Your task:
Reproduce all the lines exactly as they stand, apart from the pictures.

Stored data:
[Begin]
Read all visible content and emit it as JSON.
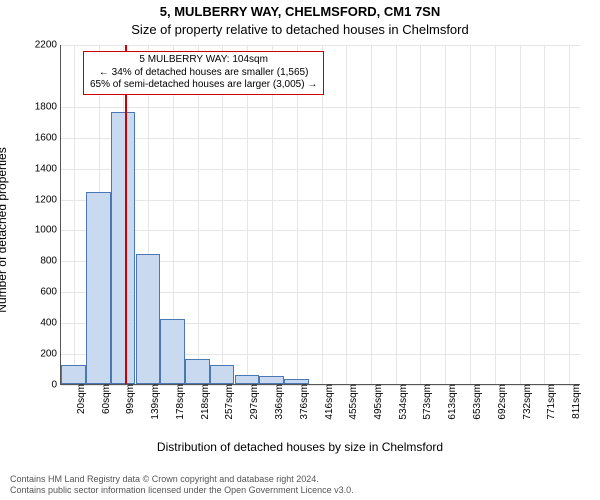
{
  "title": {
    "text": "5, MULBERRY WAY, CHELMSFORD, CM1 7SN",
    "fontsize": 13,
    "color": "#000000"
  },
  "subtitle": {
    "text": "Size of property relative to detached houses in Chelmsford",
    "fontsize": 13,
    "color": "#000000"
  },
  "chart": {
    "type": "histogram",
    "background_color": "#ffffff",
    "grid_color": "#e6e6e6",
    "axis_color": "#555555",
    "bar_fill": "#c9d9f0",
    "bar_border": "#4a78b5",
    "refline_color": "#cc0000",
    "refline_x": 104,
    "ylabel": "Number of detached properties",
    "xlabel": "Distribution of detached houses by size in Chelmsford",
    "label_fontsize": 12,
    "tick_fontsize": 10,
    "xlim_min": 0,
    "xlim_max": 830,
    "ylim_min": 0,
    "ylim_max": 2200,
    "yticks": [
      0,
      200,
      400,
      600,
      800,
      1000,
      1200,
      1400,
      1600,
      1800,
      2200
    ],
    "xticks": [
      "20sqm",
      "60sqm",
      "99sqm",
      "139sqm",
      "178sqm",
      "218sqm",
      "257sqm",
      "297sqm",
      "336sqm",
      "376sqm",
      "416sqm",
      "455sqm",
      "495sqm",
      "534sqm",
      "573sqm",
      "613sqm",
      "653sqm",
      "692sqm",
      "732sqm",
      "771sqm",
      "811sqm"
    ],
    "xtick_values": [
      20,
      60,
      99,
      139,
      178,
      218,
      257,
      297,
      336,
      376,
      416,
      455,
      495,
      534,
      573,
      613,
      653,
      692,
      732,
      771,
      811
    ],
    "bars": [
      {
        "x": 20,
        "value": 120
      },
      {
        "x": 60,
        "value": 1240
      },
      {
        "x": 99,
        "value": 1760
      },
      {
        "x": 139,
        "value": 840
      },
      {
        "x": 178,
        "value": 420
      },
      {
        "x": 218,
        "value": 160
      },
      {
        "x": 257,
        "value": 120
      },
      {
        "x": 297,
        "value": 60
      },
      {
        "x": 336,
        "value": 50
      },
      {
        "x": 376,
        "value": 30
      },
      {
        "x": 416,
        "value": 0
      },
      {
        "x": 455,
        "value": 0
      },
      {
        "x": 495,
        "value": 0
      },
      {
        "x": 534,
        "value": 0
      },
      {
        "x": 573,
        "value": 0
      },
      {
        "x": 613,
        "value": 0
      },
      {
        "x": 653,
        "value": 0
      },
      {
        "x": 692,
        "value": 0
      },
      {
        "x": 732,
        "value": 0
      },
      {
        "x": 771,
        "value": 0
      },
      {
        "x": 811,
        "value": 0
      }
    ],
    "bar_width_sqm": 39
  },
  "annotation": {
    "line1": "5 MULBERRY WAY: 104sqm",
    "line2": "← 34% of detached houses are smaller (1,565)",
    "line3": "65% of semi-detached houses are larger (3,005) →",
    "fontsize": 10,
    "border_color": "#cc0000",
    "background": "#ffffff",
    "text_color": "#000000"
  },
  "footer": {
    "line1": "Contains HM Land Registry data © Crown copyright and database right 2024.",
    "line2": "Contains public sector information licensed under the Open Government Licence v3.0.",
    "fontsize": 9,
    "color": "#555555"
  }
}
[End]
Task output:
Read all visible content and emit it as JSON.
{
  "title": {
    "text": "5, MULBERRY WAY, CHELMSFORD, CM1 7SN",
    "fontsize": 13,
    "color": "#000000"
  },
  "subtitle": {
    "text": "Size of property relative to detached houses in Chelmsford",
    "fontsize": 13,
    "color": "#000000"
  },
  "chart": {
    "type": "histogram",
    "background_color": "#ffffff",
    "grid_color": "#e6e6e6",
    "axis_color": "#555555",
    "bar_fill": "#c9d9f0",
    "bar_border": "#4a78b5",
    "refline_color": "#cc0000",
    "refline_x": 104,
    "ylabel": "Number of detached properties",
    "xlabel": "Distribution of detached houses by size in Chelmsford",
    "label_fontsize": 12,
    "tick_fontsize": 10,
    "xlim_min": 0,
    "xlim_max": 830,
    "ylim_min": 0,
    "ylim_max": 2200,
    "yticks": [
      0,
      200,
      400,
      600,
      800,
      1000,
      1200,
      1400,
      1600,
      1800,
      2200
    ],
    "xticks": [
      "20sqm",
      "60sqm",
      "99sqm",
      "139sqm",
      "178sqm",
      "218sqm",
      "257sqm",
      "297sqm",
      "336sqm",
      "376sqm",
      "416sqm",
      "455sqm",
      "495sqm",
      "534sqm",
      "573sqm",
      "613sqm",
      "653sqm",
      "692sqm",
      "732sqm",
      "771sqm",
      "811sqm"
    ],
    "xtick_values": [
      20,
      60,
      99,
      139,
      178,
      218,
      257,
      297,
      336,
      376,
      416,
      455,
      495,
      534,
      573,
      613,
      653,
      692,
      732,
      771,
      811
    ],
    "bars": [
      {
        "x": 20,
        "value": 120
      },
      {
        "x": 60,
        "value": 1240
      },
      {
        "x": 99,
        "value": 1760
      },
      {
        "x": 139,
        "value": 840
      },
      {
        "x": 178,
        "value": 420
      },
      {
        "x": 218,
        "value": 160
      },
      {
        "x": 257,
        "value": 120
      },
      {
        "x": 297,
        "value": 60
      },
      {
        "x": 336,
        "value": 50
      },
      {
        "x": 376,
        "value": 30
      },
      {
        "x": 416,
        "value": 0
      },
      {
        "x": 455,
        "value": 0
      },
      {
        "x": 495,
        "value": 0
      },
      {
        "x": 534,
        "value": 0
      },
      {
        "x": 573,
        "value": 0
      },
      {
        "x": 613,
        "value": 0
      },
      {
        "x": 653,
        "value": 0
      },
      {
        "x": 692,
        "value": 0
      },
      {
        "x": 732,
        "value": 0
      },
      {
        "x": 771,
        "value": 0
      },
      {
        "x": 811,
        "value": 0
      }
    ],
    "bar_width_sqm": 39
  },
  "annotation": {
    "line1": "5 MULBERRY WAY: 104sqm",
    "line2": "← 34% of detached houses are smaller (1,565)",
    "line3": "65% of semi-detached houses are larger (3,005) →",
    "fontsize": 10,
    "border_color": "#cc0000",
    "background": "#ffffff",
    "text_color": "#000000"
  },
  "footer": {
    "line1": "Contains HM Land Registry data © Crown copyright and database right 2024.",
    "line2": "Contains public sector information licensed under the Open Government Licence v3.0.",
    "fontsize": 9,
    "color": "#555555"
  }
}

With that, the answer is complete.